**YOUR INSTRUCTIONS:** Reproduce, word for word, the records from the line containing "volume-bar-segment [542,721,545,757]" through the line containing "volume-bar [906,774,909,776]", including both of those lines.
INPUT DATA start
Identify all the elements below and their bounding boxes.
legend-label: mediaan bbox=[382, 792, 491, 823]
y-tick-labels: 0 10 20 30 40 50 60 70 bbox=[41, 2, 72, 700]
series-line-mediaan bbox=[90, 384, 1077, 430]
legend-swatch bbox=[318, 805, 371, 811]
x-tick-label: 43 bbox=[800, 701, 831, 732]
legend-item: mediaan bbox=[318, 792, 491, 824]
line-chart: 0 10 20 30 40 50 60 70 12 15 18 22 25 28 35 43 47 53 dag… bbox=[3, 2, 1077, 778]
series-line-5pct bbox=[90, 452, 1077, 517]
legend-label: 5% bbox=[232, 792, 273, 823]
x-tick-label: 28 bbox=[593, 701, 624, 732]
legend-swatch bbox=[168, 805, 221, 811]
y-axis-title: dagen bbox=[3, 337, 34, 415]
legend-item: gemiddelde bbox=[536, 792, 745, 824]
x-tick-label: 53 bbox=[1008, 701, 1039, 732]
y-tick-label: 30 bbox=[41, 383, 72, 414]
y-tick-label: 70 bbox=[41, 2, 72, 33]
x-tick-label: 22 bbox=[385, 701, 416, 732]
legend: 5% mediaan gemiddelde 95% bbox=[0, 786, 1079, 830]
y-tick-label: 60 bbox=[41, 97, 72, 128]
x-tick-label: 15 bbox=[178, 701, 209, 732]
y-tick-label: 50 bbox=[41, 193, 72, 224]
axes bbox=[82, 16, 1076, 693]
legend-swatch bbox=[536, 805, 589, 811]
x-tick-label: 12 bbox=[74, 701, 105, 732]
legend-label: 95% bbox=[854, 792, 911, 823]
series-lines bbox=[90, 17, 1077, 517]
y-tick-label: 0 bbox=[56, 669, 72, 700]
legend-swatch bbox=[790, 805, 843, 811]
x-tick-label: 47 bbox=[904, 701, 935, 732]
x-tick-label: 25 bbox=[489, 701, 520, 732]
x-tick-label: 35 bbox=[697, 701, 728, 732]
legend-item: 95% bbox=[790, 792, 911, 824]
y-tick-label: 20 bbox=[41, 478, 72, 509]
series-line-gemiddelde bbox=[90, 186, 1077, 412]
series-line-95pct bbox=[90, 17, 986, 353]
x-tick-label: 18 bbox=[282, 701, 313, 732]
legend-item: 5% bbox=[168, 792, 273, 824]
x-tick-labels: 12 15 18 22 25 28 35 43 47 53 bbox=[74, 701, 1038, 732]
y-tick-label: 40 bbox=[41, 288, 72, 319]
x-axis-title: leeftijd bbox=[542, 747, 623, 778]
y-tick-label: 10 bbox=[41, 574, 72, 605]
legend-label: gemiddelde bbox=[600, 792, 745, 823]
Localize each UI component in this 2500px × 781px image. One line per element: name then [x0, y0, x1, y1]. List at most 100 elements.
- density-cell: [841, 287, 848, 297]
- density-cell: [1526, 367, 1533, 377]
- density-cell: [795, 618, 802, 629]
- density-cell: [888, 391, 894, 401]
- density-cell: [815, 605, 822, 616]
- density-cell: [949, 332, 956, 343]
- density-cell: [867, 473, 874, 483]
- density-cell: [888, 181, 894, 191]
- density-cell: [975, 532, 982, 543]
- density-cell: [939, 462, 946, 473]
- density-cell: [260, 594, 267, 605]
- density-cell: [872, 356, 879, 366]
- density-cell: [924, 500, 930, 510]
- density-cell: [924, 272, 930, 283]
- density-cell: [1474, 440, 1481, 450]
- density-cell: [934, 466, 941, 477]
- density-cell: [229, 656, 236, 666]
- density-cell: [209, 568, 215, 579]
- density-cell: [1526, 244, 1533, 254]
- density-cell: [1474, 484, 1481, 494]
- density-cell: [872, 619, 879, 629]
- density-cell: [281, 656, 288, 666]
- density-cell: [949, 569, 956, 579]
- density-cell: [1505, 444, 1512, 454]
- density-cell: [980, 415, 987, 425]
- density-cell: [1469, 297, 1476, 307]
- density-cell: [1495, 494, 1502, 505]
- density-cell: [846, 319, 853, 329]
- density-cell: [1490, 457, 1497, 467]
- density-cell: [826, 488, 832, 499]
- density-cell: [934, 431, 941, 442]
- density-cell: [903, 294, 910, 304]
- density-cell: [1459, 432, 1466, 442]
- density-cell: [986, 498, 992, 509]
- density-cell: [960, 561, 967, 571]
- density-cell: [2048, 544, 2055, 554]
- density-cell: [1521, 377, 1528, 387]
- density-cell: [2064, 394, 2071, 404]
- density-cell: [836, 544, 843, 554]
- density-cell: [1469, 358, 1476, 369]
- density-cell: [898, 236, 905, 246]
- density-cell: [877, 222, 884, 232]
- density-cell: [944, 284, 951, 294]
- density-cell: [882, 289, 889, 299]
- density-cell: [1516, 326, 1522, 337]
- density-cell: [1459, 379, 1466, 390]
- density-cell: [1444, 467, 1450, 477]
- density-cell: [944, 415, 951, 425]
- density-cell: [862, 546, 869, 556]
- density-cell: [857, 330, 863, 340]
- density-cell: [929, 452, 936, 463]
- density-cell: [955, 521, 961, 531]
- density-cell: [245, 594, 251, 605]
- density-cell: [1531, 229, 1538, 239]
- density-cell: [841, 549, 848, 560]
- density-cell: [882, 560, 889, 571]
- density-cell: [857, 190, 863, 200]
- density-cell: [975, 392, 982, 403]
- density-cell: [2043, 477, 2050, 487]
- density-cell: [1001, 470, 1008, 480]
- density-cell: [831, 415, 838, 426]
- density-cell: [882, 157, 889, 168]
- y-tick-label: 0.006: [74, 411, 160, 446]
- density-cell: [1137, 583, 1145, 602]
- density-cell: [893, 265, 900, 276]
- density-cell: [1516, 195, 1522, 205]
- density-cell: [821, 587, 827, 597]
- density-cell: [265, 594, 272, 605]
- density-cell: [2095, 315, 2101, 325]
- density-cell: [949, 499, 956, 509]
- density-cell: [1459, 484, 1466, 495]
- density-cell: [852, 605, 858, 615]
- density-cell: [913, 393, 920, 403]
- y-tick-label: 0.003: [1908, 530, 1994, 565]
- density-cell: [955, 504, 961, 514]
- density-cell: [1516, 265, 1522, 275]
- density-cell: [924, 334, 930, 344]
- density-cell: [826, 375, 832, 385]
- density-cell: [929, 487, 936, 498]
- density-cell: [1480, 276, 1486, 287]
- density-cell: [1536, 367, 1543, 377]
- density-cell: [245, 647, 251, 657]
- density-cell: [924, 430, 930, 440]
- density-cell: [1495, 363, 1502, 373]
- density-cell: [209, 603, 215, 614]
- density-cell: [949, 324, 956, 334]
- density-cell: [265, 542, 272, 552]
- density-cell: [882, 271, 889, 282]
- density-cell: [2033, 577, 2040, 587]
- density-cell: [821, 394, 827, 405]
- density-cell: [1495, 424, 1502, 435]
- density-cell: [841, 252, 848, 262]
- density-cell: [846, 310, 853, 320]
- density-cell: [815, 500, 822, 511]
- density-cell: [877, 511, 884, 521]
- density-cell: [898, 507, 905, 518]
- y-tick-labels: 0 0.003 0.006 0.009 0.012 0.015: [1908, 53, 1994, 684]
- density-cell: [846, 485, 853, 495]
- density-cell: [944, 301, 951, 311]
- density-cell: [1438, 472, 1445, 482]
INPUT DATA end
INPUT DATA start
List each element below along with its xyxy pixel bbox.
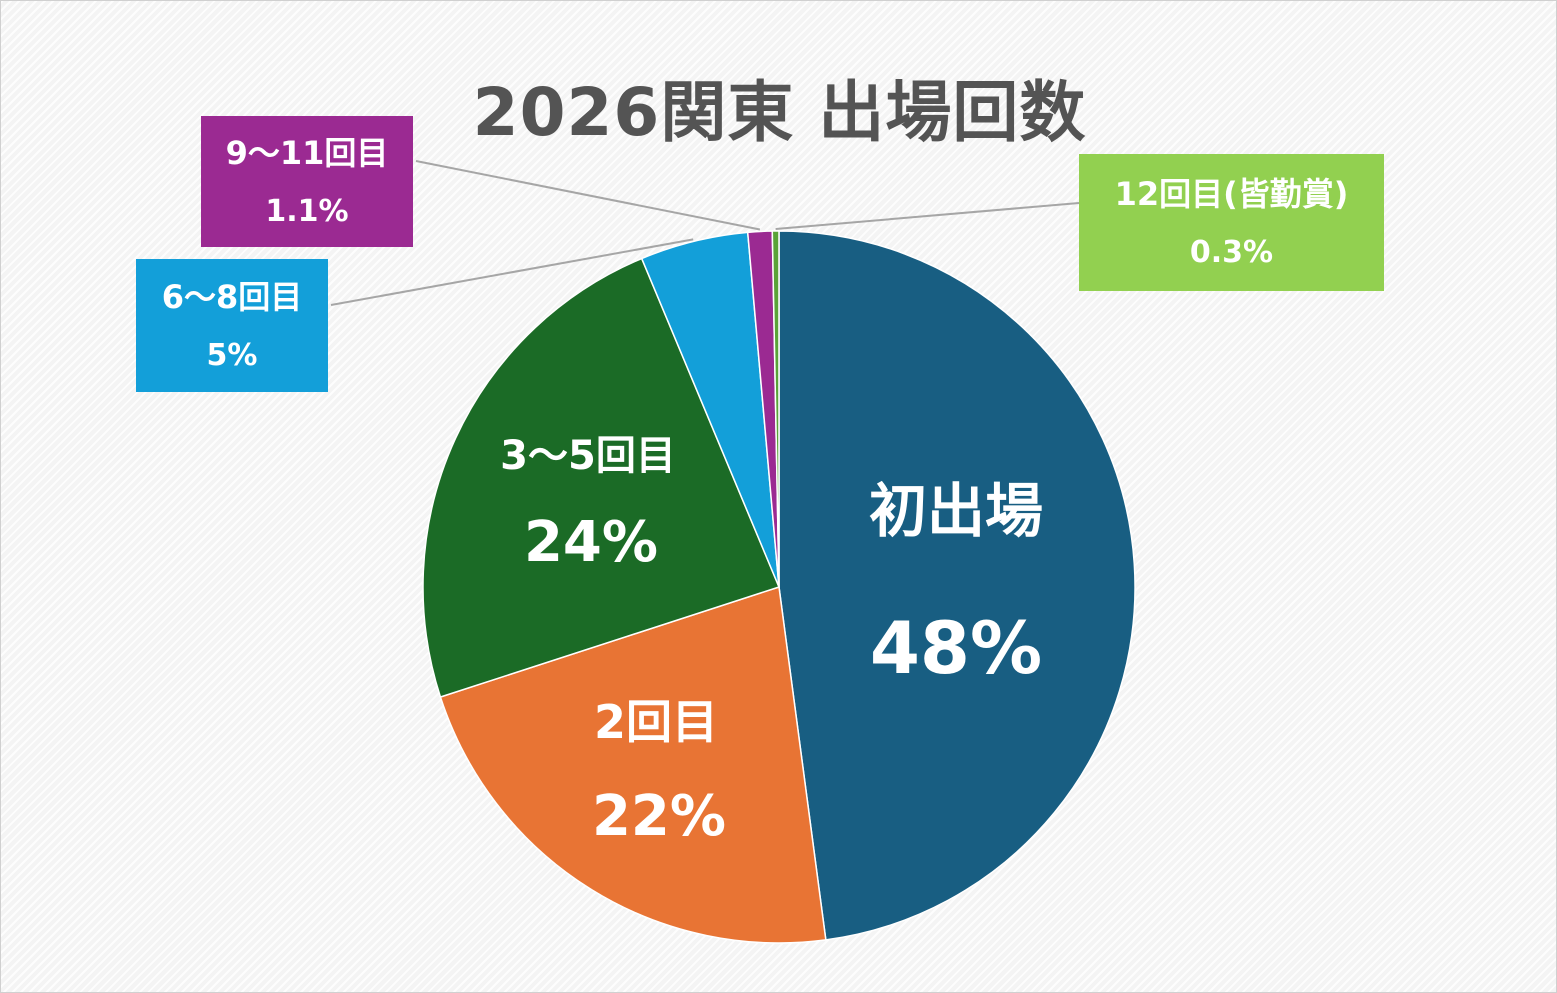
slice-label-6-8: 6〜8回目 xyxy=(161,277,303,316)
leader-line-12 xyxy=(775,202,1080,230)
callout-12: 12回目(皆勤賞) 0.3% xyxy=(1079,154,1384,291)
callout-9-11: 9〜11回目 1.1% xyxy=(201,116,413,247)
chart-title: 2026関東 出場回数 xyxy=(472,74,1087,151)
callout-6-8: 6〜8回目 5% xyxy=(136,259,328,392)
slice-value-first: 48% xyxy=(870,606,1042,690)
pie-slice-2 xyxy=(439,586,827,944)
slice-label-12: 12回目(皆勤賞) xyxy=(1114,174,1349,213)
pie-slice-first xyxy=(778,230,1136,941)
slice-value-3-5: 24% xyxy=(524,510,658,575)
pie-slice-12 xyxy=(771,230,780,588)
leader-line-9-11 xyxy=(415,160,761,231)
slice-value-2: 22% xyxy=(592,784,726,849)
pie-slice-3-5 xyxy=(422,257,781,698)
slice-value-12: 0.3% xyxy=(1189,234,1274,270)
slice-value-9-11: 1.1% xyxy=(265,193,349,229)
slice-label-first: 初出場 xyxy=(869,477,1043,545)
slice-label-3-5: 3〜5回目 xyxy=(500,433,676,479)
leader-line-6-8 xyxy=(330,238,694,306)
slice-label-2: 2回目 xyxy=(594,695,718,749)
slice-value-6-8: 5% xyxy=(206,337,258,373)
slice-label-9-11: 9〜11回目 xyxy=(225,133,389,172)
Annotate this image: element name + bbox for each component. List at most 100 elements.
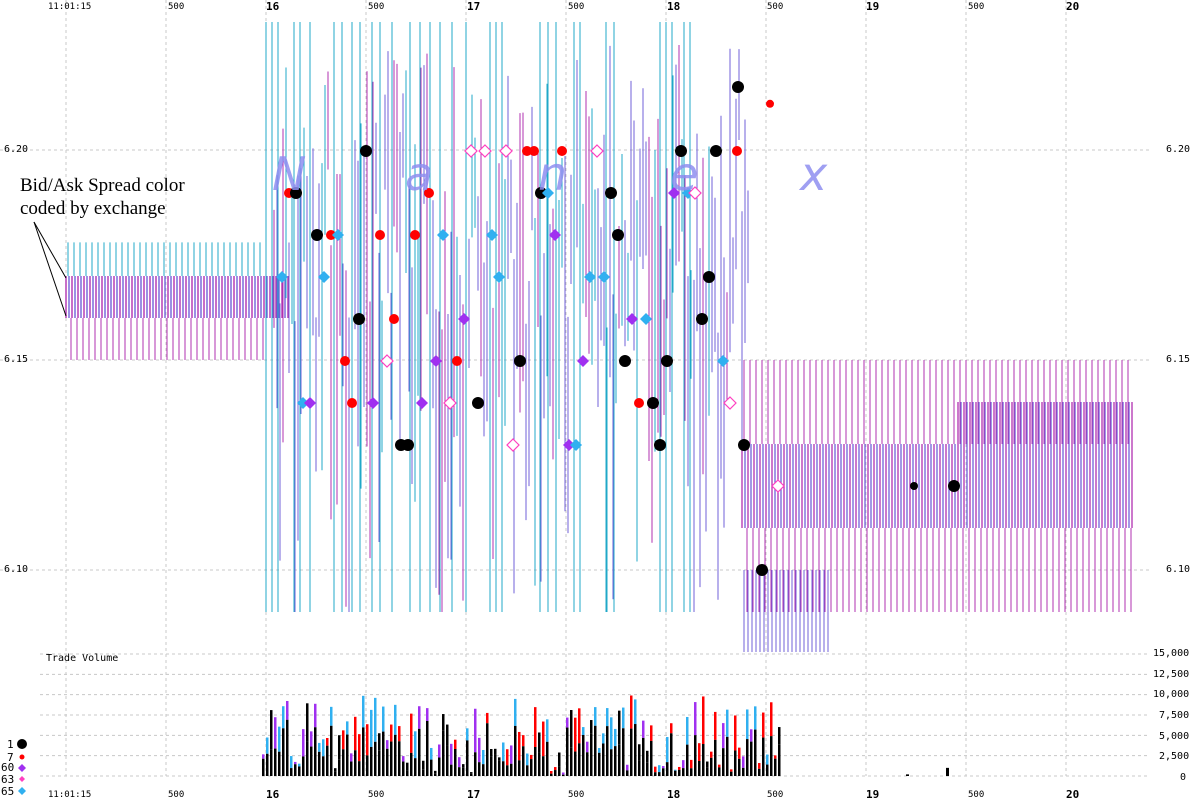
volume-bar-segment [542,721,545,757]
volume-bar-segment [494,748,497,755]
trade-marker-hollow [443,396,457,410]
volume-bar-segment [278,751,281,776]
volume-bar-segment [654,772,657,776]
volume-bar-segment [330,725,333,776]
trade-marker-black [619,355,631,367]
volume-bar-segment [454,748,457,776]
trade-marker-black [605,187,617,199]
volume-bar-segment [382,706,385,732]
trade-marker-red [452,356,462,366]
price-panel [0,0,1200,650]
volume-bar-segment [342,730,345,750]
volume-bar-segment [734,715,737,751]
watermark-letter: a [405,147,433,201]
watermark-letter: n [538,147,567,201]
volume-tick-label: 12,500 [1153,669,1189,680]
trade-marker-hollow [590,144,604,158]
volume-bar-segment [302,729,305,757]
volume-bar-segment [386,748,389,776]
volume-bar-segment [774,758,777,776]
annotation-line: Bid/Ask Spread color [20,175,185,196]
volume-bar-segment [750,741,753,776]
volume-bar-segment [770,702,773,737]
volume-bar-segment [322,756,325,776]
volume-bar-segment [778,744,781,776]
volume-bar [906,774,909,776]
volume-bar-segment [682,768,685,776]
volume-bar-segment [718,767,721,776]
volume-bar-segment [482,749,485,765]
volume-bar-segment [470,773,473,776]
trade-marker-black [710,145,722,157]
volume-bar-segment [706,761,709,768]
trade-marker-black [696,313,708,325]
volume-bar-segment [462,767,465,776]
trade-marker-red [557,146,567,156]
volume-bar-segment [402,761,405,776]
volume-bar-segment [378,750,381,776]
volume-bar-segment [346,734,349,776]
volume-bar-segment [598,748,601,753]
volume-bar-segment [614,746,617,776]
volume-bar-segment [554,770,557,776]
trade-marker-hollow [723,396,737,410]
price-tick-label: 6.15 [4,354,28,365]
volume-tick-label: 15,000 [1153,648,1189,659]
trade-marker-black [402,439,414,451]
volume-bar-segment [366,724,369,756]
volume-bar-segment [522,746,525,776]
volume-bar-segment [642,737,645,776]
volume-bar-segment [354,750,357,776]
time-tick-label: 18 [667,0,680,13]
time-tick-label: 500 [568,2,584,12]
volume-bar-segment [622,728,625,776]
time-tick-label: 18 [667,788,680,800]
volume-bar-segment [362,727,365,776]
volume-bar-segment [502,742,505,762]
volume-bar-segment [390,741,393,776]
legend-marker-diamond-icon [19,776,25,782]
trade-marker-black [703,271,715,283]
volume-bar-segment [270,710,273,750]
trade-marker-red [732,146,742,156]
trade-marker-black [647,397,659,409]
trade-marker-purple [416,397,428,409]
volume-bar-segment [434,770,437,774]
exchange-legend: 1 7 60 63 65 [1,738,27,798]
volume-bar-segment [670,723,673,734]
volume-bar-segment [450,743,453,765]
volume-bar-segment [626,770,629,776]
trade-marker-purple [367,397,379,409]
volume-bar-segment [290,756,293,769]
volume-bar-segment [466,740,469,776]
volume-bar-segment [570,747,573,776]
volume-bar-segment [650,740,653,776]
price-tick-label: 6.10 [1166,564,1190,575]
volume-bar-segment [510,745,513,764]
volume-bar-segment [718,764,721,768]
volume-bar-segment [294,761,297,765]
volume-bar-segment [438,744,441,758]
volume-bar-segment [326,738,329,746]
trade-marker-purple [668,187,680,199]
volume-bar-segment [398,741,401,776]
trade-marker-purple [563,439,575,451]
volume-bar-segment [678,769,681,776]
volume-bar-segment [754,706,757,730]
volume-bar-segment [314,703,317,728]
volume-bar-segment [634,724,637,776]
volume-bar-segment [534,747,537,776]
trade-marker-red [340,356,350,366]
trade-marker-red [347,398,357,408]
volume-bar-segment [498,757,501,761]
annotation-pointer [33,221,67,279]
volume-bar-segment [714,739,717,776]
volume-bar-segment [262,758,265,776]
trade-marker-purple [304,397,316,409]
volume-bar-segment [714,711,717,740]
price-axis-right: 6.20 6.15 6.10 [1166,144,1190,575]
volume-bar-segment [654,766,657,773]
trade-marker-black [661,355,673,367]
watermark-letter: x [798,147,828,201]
INPUT DATA end
**SOLUTION TO THE PROBLEM:**
volume-bar-segment [542,721,545,757]
volume-bar-segment [494,748,497,755]
trade-marker-hollow [443,396,457,410]
volume-bar-segment [278,751,281,776]
volume-bar-segment [654,772,657,776]
volume-bar-segment [330,725,333,776]
trade-marker-black [619,355,631,367]
volume-bar-segment [454,748,457,776]
trade-marker-black [605,187,617,199]
volume-bar-segment [382,706,385,732]
trade-marker-red [452,356,462,366]
price-panel [0,0,1200,650]
volume-bar-segment [342,730,345,750]
volume-bar-segment [734,715,737,751]
watermark-letter: a [405,147,433,201]
watermark-letter: n [538,147,567,201]
volume-tick-label: 12,500 [1153,669,1189,680]
trade-marker-hollow [590,144,604,158]
volume-bar-segment [302,729,305,757]
volume-bar-segment [386,748,389,776]
volume-bar-segment [774,758,777,776]
annotation-line: Bid/Ask Spread color [20,175,185,196]
volume-bar-segment [750,741,753,776]
volume-bar-segment [770,702,773,737]
volume-bar-segment [322,756,325,776]
volume-bar-segment [778,744,781,776]
volume-bar [906,774,909,776]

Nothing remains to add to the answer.